• [Raw data]
——————
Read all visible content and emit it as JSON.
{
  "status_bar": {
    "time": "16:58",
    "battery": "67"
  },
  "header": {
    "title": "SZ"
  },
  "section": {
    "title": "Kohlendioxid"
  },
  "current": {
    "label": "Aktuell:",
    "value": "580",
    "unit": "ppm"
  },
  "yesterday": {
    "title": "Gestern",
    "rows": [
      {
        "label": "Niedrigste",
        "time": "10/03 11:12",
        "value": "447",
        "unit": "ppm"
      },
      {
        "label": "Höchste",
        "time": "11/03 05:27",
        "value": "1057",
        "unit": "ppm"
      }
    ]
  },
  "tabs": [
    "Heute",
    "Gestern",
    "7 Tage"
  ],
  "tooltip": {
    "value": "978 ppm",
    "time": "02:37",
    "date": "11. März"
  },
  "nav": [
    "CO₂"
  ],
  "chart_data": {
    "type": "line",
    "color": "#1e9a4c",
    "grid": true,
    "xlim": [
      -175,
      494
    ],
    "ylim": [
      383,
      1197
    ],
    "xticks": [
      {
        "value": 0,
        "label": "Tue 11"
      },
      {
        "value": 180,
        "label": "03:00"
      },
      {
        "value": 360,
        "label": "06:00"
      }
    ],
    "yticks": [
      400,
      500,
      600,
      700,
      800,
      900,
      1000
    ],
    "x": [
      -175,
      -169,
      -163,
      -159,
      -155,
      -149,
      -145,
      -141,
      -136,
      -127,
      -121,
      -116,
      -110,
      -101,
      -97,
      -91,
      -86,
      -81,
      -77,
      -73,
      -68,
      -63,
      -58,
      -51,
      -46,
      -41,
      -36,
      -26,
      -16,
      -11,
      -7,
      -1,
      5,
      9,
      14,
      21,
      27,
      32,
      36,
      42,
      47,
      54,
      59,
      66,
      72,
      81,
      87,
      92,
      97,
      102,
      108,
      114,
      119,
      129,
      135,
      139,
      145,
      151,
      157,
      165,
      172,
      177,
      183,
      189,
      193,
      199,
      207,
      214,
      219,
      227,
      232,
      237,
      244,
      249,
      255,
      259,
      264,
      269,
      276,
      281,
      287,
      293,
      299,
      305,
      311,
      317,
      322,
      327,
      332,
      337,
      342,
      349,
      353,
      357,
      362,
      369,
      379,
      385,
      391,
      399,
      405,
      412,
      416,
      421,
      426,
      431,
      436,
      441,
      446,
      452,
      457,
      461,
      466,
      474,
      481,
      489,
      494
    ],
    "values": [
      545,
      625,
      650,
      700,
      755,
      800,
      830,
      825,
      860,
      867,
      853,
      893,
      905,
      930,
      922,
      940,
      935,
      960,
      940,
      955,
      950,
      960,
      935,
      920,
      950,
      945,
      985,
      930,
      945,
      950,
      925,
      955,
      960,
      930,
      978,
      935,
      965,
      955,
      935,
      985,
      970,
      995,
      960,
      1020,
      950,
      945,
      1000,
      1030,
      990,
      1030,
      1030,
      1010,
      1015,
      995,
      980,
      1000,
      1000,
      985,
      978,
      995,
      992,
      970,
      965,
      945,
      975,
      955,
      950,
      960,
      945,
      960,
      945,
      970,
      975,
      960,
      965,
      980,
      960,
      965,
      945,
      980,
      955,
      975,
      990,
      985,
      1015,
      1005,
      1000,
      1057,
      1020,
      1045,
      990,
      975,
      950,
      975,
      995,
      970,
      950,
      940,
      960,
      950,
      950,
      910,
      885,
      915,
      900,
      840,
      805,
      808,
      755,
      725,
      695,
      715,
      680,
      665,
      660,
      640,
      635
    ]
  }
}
——————
• [Given instruction] Your task is to reproduce the whole listing exactly.

• [Final result]
Read all visible content and emit it as JSON.
{
  "status_bar": {
    "time": "16:58",
    "battery": "67"
  },
  "header": {
    "title": "SZ"
  },
  "section": {
    "title": "Kohlendioxid"
  },
  "current": {
    "label": "Aktuell:",
    "value": "580",
    "unit": "ppm"
  },
  "yesterday": {
    "title": "Gestern",
    "rows": [
      {
        "label": "Niedrigste",
        "time": "10/03 11:12",
        "value": "447",
        "unit": "ppm"
      },
      {
        "label": "Höchste",
        "time": "11/03 05:27",
        "value": "1057",
        "unit": "ppm"
      }
    ]
  },
  "tabs": [
    "Heute",
    "Gestern",
    "7 Tage"
  ],
  "tooltip": {
    "value": "978 ppm",
    "time": "02:37",
    "date": "11. März"
  },
  "nav": [
    "CO₂"
  ],
  "chart_data": {
    "type": "line",
    "color": "#1e9a4c",
    "grid": true,
    "xlim": [
      -175,
      494
    ],
    "ylim": [
      383,
      1197
    ],
    "xticks": [
      {
        "value": 0,
        "label": "Tue 11"
      },
      {
        "value": 180,
        "label": "03:00"
      },
      {
        "value": 360,
        "label": "06:00"
      }
    ],
    "yticks": [
      400,
      500,
      600,
      700,
      800,
      900,
      1000
    ],
    "x": [
      -175,
      -169,
      -163,
      -159,
      -155,
      -149,
      -145,
      -141,
      -136,
      -127,
      -121,
      -116,
      -110,
      -101,
      -97,
      -91,
      -86,
      -81,
      -77,
      -73,
      -68,
      -63,
      -58,
      -51,
      -46,
      -41,
      -36,
      -26,
      -16,
      -11,
      -7,
      -1,
      5,
      9,
      14,
      21,
      27,
      32,
      36,
      42,
      47,
      54,
      59,
      66,
      72,
      81,
      87,
      92,
      97,
      102,
      108,
      114,
      119,
      129,
      135,
      139,
      145,
      151,
      157,
      165,
      172,
      177,
      183,
      189,
      193,
      199,
      207,
      214,
      219,
      227,
      232,
      237,
      244,
      249,
      255,
      259,
      264,
      269,
      276,
      281,
      287,
      293,
      299,
      305,
      311,
      317,
      322,
      327,
      332,
      337,
      342,
      349,
      353,
      357,
      362,
      369,
      379,
      385,
      391,
      399,
      405,
      412,
      416,
      421,
      426,
      431,
      436,
      441,
      446,
      452,
      457,
      461,
      466,
      474,
      481,
      489,
      494
    ],
    "values": [
      545,
      625,
      650,
      700,
      755,
      800,
      830,
      825,
      860,
      867,
      853,
      893,
      905,
      930,
      922,
      940,
      935,
      960,
      940,
      955,
      950,
      960,
      935,
      920,
      950,
      945,
      985,
      930,
      945,
      950,
      925,
      955,
      960,
      930,
      978,
      935,
      965,
      955,
      935,
      985,
      970,
      995,
      960,
      1020,
      950,
      945,
      1000,
      1030,
      990,
      1030,
      1030,
      1010,
      1015,
      995,
      980,
      1000,
      1000,
      985,
      978,
      995,
      992,
      970,
      965,
      945,
      975,
      955,
      950,
      960,
      945,
      960,
      945,
      970,
      975,
      960,
      965,
      980,
      960,
      965,
      945,
      980,
      955,
      975,
      990,
      985,
      1015,
      1005,
      1000,
      1057,
      1020,
      1045,
      990,
      975,
      950,
      975,
      995,
      970,
      950,
      940,
      960,
      950,
      950,
      910,
      885,
      915,
      900,
      840,
      805,
      808,
      755,
      725,
      695,
      715,
      680,
      665,
      660,
      640,
      635
    ]
  }
}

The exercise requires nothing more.